### DIRECTIONS
Copy out all of the material, matching it word for word.

### SUPPLIED MATERIAL
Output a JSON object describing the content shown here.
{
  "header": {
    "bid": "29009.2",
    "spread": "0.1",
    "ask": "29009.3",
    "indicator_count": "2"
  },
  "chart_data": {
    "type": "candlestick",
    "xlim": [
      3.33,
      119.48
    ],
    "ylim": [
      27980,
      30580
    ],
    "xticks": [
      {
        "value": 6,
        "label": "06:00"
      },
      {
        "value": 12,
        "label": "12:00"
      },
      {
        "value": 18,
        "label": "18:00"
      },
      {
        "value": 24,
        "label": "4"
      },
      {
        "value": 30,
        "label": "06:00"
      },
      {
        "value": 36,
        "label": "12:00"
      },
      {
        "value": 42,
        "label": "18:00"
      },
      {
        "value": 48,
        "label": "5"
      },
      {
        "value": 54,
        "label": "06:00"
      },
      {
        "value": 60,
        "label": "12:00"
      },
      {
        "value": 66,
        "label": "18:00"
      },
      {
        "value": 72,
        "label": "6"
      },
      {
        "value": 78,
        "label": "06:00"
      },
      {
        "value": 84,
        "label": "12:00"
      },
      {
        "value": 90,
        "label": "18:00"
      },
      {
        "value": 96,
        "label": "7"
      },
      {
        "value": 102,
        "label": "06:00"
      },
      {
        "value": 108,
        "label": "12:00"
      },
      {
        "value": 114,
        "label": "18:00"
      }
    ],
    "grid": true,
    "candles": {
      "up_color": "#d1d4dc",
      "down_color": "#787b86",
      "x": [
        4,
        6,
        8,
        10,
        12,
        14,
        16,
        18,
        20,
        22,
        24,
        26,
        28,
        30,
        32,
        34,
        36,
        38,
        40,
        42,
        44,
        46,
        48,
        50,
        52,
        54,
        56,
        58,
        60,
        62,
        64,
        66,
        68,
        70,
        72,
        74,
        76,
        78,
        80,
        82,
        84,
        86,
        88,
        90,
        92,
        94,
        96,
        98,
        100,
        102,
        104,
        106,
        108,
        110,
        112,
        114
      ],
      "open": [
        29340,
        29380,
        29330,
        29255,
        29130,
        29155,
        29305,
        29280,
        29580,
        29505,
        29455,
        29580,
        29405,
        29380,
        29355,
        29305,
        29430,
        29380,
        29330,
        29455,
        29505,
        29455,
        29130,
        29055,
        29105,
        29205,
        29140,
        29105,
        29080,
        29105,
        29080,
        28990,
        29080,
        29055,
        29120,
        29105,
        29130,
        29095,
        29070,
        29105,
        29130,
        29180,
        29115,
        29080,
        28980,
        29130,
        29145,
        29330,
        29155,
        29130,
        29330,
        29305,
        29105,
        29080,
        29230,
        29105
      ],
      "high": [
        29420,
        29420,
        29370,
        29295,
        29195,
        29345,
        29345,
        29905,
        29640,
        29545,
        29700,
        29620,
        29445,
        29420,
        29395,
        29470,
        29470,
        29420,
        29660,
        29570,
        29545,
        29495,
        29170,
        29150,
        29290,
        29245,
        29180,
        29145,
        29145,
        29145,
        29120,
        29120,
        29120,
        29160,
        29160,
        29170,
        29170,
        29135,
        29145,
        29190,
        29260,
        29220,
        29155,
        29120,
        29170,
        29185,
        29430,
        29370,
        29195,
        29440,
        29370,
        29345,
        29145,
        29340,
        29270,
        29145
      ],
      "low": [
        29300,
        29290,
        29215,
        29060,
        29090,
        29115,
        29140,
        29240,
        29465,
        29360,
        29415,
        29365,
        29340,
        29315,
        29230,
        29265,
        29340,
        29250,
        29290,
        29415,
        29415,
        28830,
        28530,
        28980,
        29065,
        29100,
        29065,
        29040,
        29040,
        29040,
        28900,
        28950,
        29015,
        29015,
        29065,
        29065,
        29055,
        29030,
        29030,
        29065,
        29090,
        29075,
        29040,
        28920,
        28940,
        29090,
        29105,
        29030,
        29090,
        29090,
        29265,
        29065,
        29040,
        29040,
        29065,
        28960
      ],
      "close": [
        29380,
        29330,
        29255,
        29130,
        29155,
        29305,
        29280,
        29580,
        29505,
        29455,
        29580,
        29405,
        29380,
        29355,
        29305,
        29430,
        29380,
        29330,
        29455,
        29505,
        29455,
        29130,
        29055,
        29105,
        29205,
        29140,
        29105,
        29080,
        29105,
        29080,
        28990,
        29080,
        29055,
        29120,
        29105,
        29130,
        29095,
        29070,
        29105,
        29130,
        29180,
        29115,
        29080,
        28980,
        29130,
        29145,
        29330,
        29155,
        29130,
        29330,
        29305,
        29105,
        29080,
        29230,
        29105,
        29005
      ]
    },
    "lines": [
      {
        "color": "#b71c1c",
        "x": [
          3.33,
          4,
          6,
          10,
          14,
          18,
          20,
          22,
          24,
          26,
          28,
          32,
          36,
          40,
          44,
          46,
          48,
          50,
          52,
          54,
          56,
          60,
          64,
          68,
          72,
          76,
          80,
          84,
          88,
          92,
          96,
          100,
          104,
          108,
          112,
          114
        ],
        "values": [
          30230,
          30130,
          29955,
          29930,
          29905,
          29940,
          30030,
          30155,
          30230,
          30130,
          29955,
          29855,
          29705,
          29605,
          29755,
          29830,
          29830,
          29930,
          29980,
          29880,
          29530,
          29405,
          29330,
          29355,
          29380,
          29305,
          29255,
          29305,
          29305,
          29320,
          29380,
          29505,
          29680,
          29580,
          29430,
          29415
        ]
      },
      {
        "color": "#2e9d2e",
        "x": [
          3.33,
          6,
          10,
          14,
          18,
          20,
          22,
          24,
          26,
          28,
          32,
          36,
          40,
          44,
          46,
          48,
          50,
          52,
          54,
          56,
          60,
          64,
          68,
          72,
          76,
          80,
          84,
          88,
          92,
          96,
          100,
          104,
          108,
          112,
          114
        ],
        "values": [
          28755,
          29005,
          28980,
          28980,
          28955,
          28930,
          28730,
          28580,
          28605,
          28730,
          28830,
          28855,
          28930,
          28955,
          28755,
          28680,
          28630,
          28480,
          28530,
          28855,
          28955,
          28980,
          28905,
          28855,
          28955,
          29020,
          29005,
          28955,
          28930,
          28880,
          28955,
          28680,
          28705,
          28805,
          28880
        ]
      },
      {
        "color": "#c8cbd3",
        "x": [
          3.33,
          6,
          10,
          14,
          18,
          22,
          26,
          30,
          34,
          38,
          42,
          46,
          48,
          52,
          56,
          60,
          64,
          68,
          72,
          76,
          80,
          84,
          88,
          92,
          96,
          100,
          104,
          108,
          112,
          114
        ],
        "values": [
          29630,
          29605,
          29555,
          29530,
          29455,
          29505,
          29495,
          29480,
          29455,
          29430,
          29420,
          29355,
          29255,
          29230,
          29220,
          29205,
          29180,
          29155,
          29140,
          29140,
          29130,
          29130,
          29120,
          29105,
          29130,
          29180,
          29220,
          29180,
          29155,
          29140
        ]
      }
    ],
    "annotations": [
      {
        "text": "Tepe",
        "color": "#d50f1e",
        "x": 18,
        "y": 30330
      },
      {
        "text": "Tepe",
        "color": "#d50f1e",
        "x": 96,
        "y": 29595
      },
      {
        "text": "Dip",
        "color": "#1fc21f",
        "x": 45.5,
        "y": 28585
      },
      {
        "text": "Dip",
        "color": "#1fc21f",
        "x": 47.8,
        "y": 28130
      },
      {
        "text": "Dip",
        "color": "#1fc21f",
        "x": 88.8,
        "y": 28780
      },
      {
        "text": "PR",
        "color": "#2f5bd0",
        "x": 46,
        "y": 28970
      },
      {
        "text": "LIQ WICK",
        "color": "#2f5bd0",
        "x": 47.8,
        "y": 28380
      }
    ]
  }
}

### RESULT OF THE EXERCISE
Output a JSON object describing the content shown here.
{
  "header": {
    "bid": "29009.2",
    "spread": "0.1",
    "ask": "29009.3",
    "indicator_count": "2"
  },
  "chart_data": {
    "type": "candlestick",
    "xlim": [
      3.33,
      119.48
    ],
    "ylim": [
      27980,
      30580
    ],
    "xticks": [
      {
        "value": 6,
        "label": "06:00"
      },
      {
        "value": 12,
        "label": "12:00"
      },
      {
        "value": 18,
        "label": "18:00"
      },
      {
        "value": 24,
        "label": "4"
      },
      {
        "value": 30,
        "label": "06:00"
      },
      {
        "value": 36,
        "label": "12:00"
      },
      {
        "value": 42,
        "label": "18:00"
      },
      {
        "value": 48,
        "label": "5"
      },
      {
        "value": 54,
        "label": "06:00"
      },
      {
        "value": 60,
        "label": "12:00"
      },
      {
        "value": 66,
        "label": "18:00"
      },
      {
        "value": 72,
        "label": "6"
      },
      {
        "value": 78,
        "label": "06:00"
      },
      {
        "value": 84,
        "label": "12:00"
      },
      {
        "value": 90,
        "label": "18:00"
      },
      {
        "value": 96,
        "label": "7"
      },
      {
        "value": 102,
        "label": "06:00"
      },
      {
        "value": 108,
        "label": "12:00"
      },
      {
        "value": 114,
        "label": "18:00"
      }
    ],
    "grid": true,
    "candles": {
      "up_color": "#d1d4dc",
      "down_color": "#787b86",
      "x": [
        4,
        6,
        8,
        10,
        12,
        14,
        16,
        18,
        20,
        22,
        24,
        26,
        28,
        30,
        32,
        34,
        36,
        38,
        40,
        42,
        44,
        46,
        48,
        50,
        52,
        54,
        56,
        58,
        60,
        62,
        64,
        66,
        68,
        70,
        72,
        74,
        76,
        78,
        80,
        82,
        84,
        86,
        88,
        90,
        92,
        94,
        96,
        98,
        100,
        102,
        104,
        106,
        108,
        110,
        112,
        114
      ],
      "open": [
        29340,
        29380,
        29330,
        29255,
        29130,
        29155,
        29305,
        29280,
        29580,
        29505,
        29455,
        29580,
        29405,
        29380,
        29355,
        29305,
        29430,
        29380,
        29330,
        29455,
        29505,
        29455,
        29130,
        29055,
        29105,
        29205,
        29140,
        29105,
        29080,
        29105,
        29080,
        28990,
        29080,
        29055,
        29120,
        29105,
        29130,
        29095,
        29070,
        29105,
        29130,
        29180,
        29115,
        29080,
        28980,
        29130,
        29145,
        29330,
        29155,
        29130,
        29330,
        29305,
        29105,
        29080,
        29230,
        29105
      ],
      "high": [
        29420,
        29420,
        29370,
        29295,
        29195,
        29345,
        29345,
        29905,
        29640,
        29545,
        29700,
        29620,
        29445,
        29420,
        29395,
        29470,
        29470,
        29420,
        29660,
        29570,
        29545,
        29495,
        29170,
        29150,
        29290,
        29245,
        29180,
        29145,
        29145,
        29145,
        29120,
        29120,
        29120,
        29160,
        29160,
        29170,
        29170,
        29135,
        29145,
        29190,
        29260,
        29220,
        29155,
        29120,
        29170,
        29185,
        29430,
        29370,
        29195,
        29440,
        29370,
        29345,
        29145,
        29340,
        29270,
        29145
      ],
      "low": [
        29300,
        29290,
        29215,
        29060,
        29090,
        29115,
        29140,
        29240,
        29465,
        29360,
        29415,
        29365,
        29340,
        29315,
        29230,
        29265,
        29340,
        29250,
        29290,
        29415,
        29415,
        28830,
        28530,
        28980,
        29065,
        29100,
        29065,
        29040,
        29040,
        29040,
        28900,
        28950,
        29015,
        29015,
        29065,
        29065,
        29055,
        29030,
        29030,
        29065,
        29090,
        29075,
        29040,
        28920,
        28940,
        29090,
        29105,
        29030,
        29090,
        29090,
        29265,
        29065,
        29040,
        29040,
        29065,
        28960
      ],
      "close": [
        29380,
        29330,
        29255,
        29130,
        29155,
        29305,
        29280,
        29580,
        29505,
        29455,
        29580,
        29405,
        29380,
        29355,
        29305,
        29430,
        29380,
        29330,
        29455,
        29505,
        29455,
        29130,
        29055,
        29105,
        29205,
        29140,
        29105,
        29080,
        29105,
        29080,
        28990,
        29080,
        29055,
        29120,
        29105,
        29130,
        29095,
        29070,
        29105,
        29130,
        29180,
        29115,
        29080,
        28980,
        29130,
        29145,
        29330,
        29155,
        29130,
        29330,
        29305,
        29105,
        29080,
        29230,
        29105,
        29005
      ]
    },
    "lines": [
      {
        "color": "#b71c1c",
        "x": [
          3.33,
          4,
          6,
          10,
          14,
          18,
          20,
          22,
          24,
          26,
          28,
          32,
          36,
          40,
          44,
          46,
          48,
          50,
          52,
          54,
          56,
          60,
          64,
          68,
          72,
          76,
          80,
          84,
          88,
          92,
          96,
          100,
          104,
          108,
          112,
          114
        ],
        "values": [
          30230,
          30130,
          29955,
          29930,
          29905,
          29940,
          30030,
          30155,
          30230,
          30130,
          29955,
          29855,
          29705,
          29605,
          29755,
          29830,
          29830,
          29930,
          29980,
          29880,
          29530,
          29405,
          29330,
          29355,
          29380,
          29305,
          29255,
          29305,
          29305,
          29320,
          29380,
          29505,
          29680,
          29580,
          29430,
          29415
        ]
      },
      {
        "color": "#2e9d2e",
        "x": [
          3.33,
          6,
          10,
          14,
          18,
          20,
          22,
          24,
          26,
          28,
          32,
          36,
          40,
          44,
          46,
          48,
          50,
          52,
          54,
          56,
          60,
          64,
          68,
          72,
          76,
          80,
          84,
          88,
          92,
          96,
          100,
          104,
          108,
          112,
          114
        ],
        "values": [
          28755,
          29005,
          28980,
          28980,
          28955,
          28930,
          28730,
          28580,
          28605,
          28730,
          28830,
          28855,
          28930,
          28955,
          28755,
          28680,
          28630,
          28480,
          28530,
          28855,
          28955,
          28980,
          28905,
          28855,
          28955,
          29020,
          29005,
          28955,
          28930,
          28880,
          28955,
          28680,
          28705,
          28805,
          28880
        ]
      },
      {
        "color": "#c8cbd3",
        "x": [
          3.33,
          6,
          10,
          14,
          18,
          22,
          26,
          30,
          34,
          38,
          42,
          46,
          48,
          52,
          56,
          60,
          64,
          68,
          72,
          76,
          80,
          84,
          88,
          92,
          96,
          100,
          104,
          108,
          112,
          114
        ],
        "values": [
          29630,
          29605,
          29555,
          29530,
          29455,
          29505,
          29495,
          29480,
          29455,
          29430,
          29420,
          29355,
          29255,
          29230,
          29220,
          29205,
          29180,
          29155,
          29140,
          29140,
          29130,
          29130,
          29120,
          29105,
          29130,
          29180,
          29220,
          29180,
          29155,
          29140
        ]
      }
    ],
    "annotations": [
      {
        "text": "Tepe",
        "color": "#d50f1e",
        "x": 18,
        "y": 30330
      },
      {
        "text": "Tepe",
        "color": "#d50f1e",
        "x": 96,
        "y": 29595
      },
      {
        "text": "Dip",
        "color": "#1fc21f",
        "x": 45.5,
        "y": 28585
      },
      {
        "text": "Dip",
        "color": "#1fc21f",
        "x": 47.8,
        "y": 28130
      },
      {
        "text": "Dip",
        "color": "#1fc21f",
        "x": 88.8,
        "y": 28780
      },
      {
        "text": "PR",
        "color": "#2f5bd0",
        "x": 46,
        "y": 28970
      },
      {
        "text": "LIQ WICK",
        "color": "#2f5bd0",
        "x": 47.8,
        "y": 28380
      }
    ]
  }
}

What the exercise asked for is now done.